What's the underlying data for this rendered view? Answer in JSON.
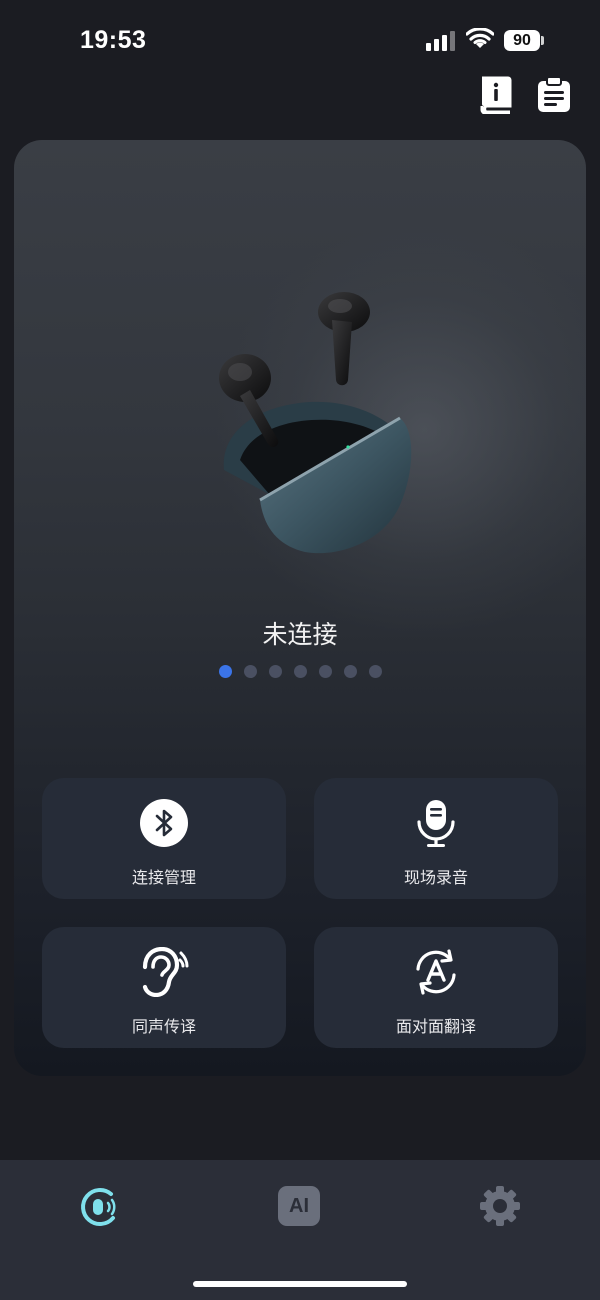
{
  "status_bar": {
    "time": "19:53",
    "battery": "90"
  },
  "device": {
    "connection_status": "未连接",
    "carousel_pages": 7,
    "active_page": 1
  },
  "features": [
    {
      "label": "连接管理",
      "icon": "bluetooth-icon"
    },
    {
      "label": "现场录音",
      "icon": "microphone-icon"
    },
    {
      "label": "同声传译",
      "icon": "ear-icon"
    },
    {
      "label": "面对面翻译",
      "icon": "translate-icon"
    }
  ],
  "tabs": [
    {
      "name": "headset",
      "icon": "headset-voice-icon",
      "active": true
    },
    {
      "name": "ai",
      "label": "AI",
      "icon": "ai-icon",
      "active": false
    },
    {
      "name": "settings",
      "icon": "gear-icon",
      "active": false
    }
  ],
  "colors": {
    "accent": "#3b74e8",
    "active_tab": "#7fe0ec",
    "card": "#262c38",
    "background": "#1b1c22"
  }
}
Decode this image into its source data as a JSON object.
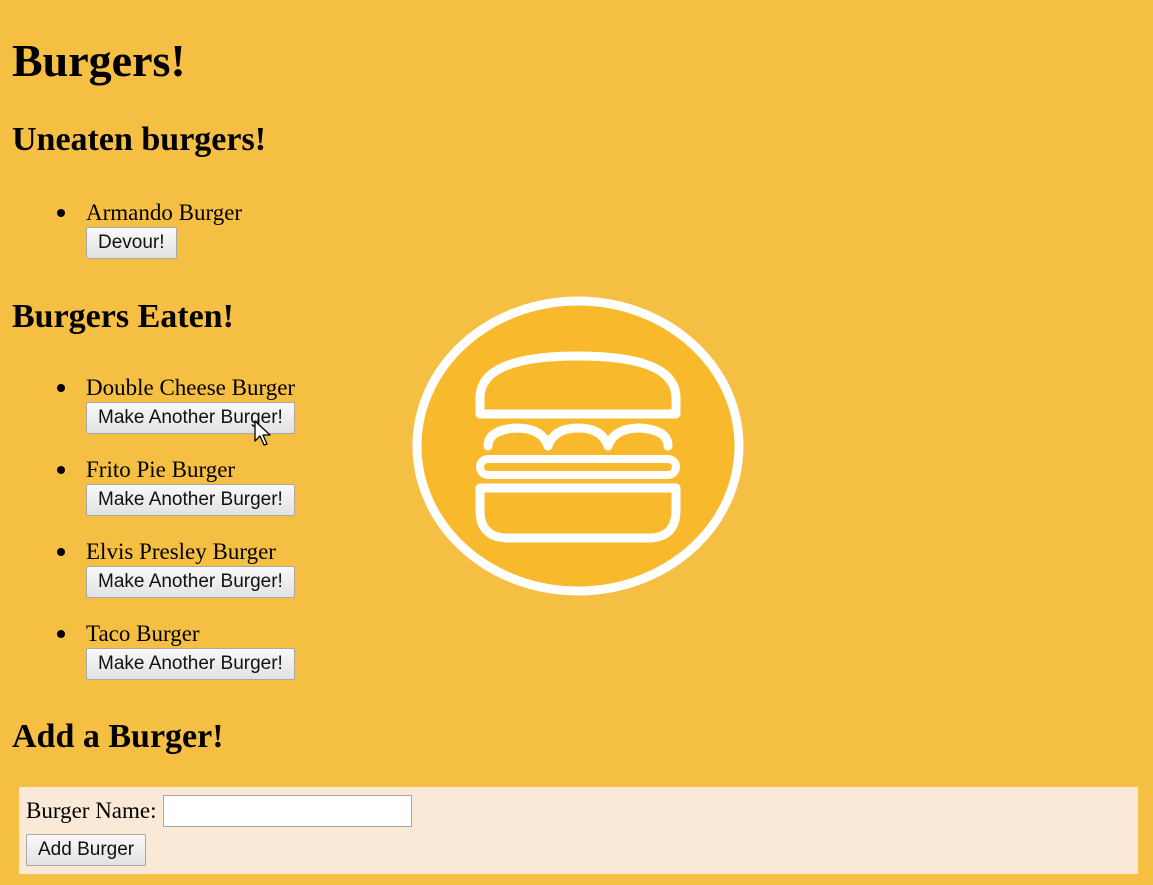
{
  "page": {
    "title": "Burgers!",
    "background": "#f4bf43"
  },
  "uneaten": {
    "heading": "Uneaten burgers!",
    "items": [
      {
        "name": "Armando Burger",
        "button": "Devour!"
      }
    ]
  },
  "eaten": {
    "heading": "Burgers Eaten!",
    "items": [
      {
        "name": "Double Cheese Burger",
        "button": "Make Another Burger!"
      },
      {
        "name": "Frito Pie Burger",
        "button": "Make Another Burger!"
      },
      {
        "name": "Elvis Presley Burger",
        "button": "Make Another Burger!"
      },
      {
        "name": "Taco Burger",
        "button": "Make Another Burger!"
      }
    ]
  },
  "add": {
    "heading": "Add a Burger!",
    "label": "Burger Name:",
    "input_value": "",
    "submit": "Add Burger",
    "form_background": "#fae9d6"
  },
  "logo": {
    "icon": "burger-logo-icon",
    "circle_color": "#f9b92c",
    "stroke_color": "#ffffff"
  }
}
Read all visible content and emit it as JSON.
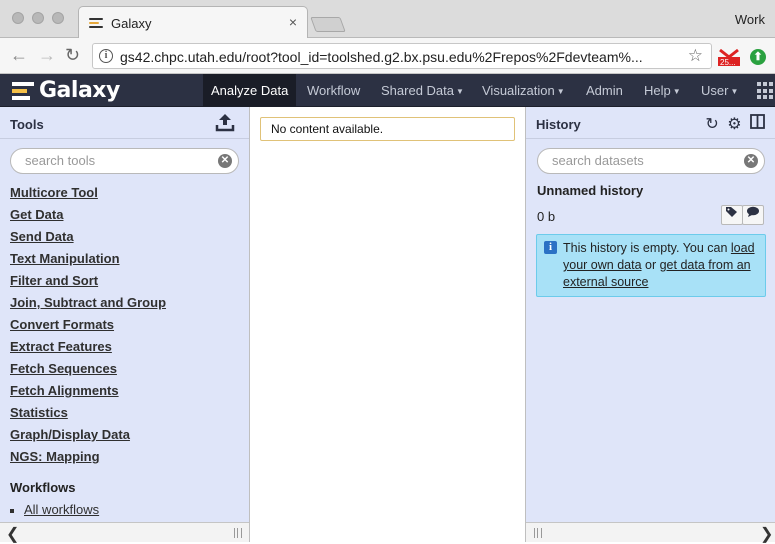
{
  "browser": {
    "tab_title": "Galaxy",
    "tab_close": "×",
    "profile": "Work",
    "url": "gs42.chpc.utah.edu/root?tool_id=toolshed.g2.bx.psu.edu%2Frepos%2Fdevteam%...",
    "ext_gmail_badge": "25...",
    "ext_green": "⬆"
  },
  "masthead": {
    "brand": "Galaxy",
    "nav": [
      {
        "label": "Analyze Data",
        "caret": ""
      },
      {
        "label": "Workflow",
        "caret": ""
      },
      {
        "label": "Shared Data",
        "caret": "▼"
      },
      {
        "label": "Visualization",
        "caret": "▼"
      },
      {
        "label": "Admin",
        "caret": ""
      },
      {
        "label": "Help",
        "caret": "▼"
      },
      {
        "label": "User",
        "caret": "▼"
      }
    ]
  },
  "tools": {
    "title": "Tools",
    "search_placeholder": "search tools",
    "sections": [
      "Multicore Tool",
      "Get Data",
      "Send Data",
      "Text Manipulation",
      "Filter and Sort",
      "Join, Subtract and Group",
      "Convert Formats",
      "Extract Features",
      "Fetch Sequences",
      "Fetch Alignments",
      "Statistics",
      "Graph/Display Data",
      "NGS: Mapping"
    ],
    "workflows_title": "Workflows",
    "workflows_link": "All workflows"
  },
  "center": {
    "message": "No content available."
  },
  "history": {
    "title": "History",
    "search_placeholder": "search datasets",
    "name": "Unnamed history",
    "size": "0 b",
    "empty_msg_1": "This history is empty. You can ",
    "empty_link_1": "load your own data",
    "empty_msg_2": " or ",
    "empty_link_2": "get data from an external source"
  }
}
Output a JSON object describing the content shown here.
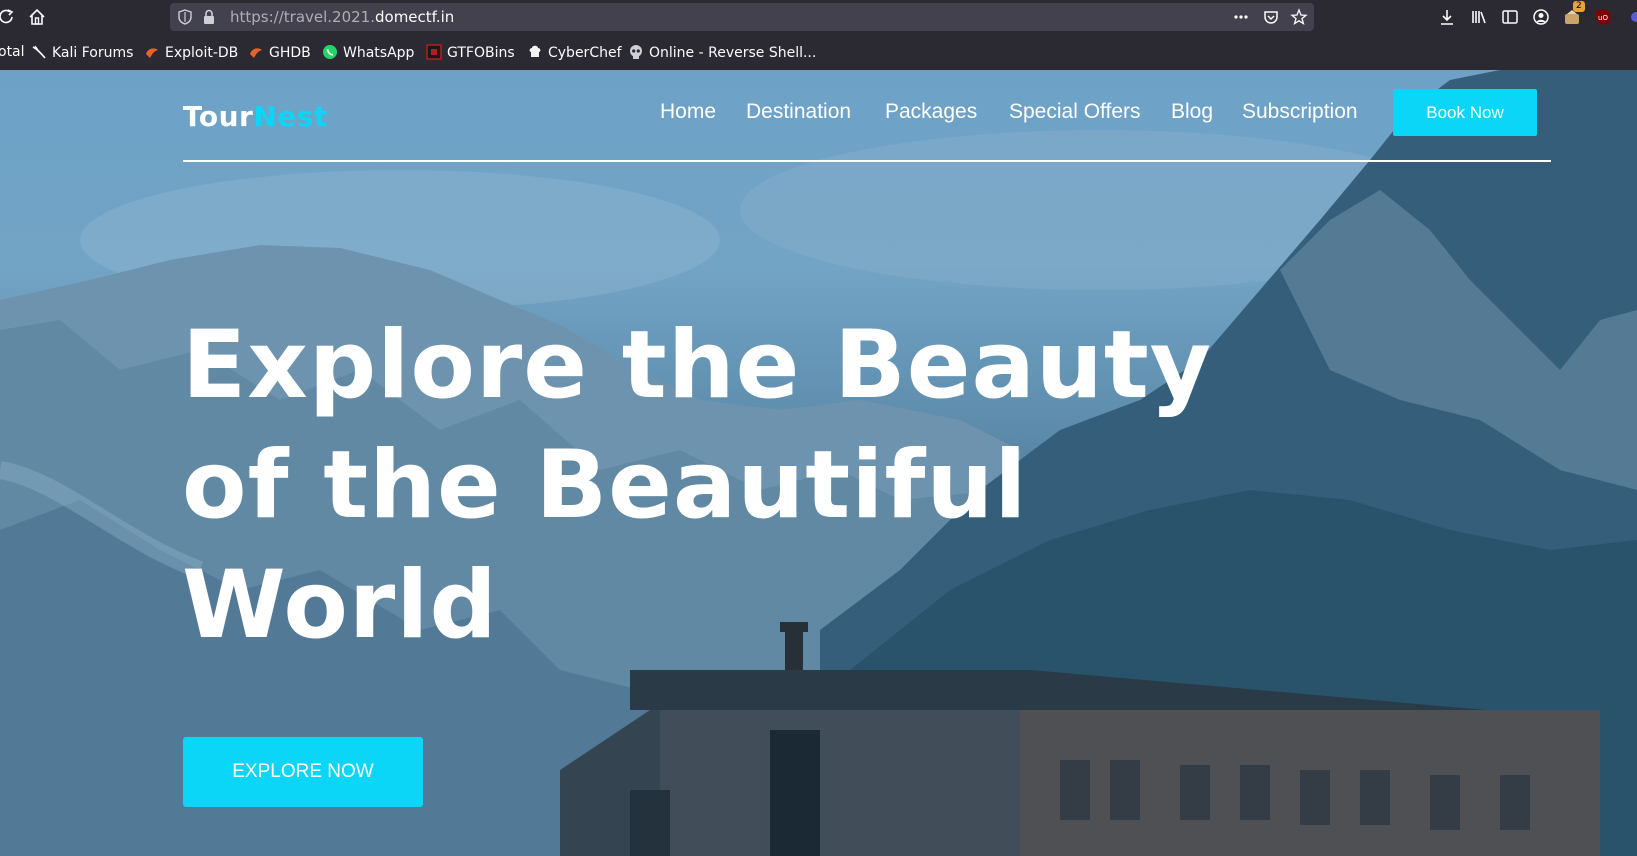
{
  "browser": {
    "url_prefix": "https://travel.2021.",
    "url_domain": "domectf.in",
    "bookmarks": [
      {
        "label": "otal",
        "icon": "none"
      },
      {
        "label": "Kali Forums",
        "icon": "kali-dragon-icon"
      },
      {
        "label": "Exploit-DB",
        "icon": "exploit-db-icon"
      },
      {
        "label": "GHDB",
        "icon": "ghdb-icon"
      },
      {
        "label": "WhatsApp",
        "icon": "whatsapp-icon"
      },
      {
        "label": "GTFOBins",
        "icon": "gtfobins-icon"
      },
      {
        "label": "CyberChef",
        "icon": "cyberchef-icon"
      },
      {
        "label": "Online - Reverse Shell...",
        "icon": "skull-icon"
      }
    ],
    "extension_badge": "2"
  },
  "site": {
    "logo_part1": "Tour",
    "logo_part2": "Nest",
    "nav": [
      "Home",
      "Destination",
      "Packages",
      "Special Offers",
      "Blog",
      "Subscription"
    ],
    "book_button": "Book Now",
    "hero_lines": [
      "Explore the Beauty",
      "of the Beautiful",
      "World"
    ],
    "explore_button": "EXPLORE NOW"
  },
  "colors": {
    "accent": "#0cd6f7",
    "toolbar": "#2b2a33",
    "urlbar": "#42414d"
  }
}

----------

### Problem description
Quote verbatim every line starting at the line that contains "Output a JSON" and ending with the last line of the records; omit all pictures.

### Task response
Output a JSON object describing the content shown here.
{
  "browser": {
    "url_prefix": "https://travel.2021.",
    "url_domain": "domectf.in",
    "bookmarks": [
      {
        "label": "otal",
        "icon": "none"
      },
      {
        "label": "Kali Forums",
        "icon": "kali-dragon-icon"
      },
      {
        "label": "Exploit-DB",
        "icon": "exploit-db-icon"
      },
      {
        "label": "GHDB",
        "icon": "ghdb-icon"
      },
      {
        "label": "WhatsApp",
        "icon": "whatsapp-icon"
      },
      {
        "label": "GTFOBins",
        "icon": "gtfobins-icon"
      },
      {
        "label": "CyberChef",
        "icon": "cyberchef-icon"
      },
      {
        "label": "Online - Reverse Shell...",
        "icon": "skull-icon"
      }
    ],
    "extension_badge": "2"
  },
  "site": {
    "logo_part1": "Tour",
    "logo_part2": "Nest",
    "nav": [
      "Home",
      "Destination",
      "Packages",
      "Special Offers",
      "Blog",
      "Subscription"
    ],
    "book_button": "Book Now",
    "hero_lines": [
      "Explore the Beauty",
      "of the Beautiful",
      "World"
    ],
    "explore_button": "EXPLORE NOW"
  },
  "colors": {
    "accent": "#0cd6f7",
    "toolbar": "#2b2a33",
    "urlbar": "#42414d"
  }
}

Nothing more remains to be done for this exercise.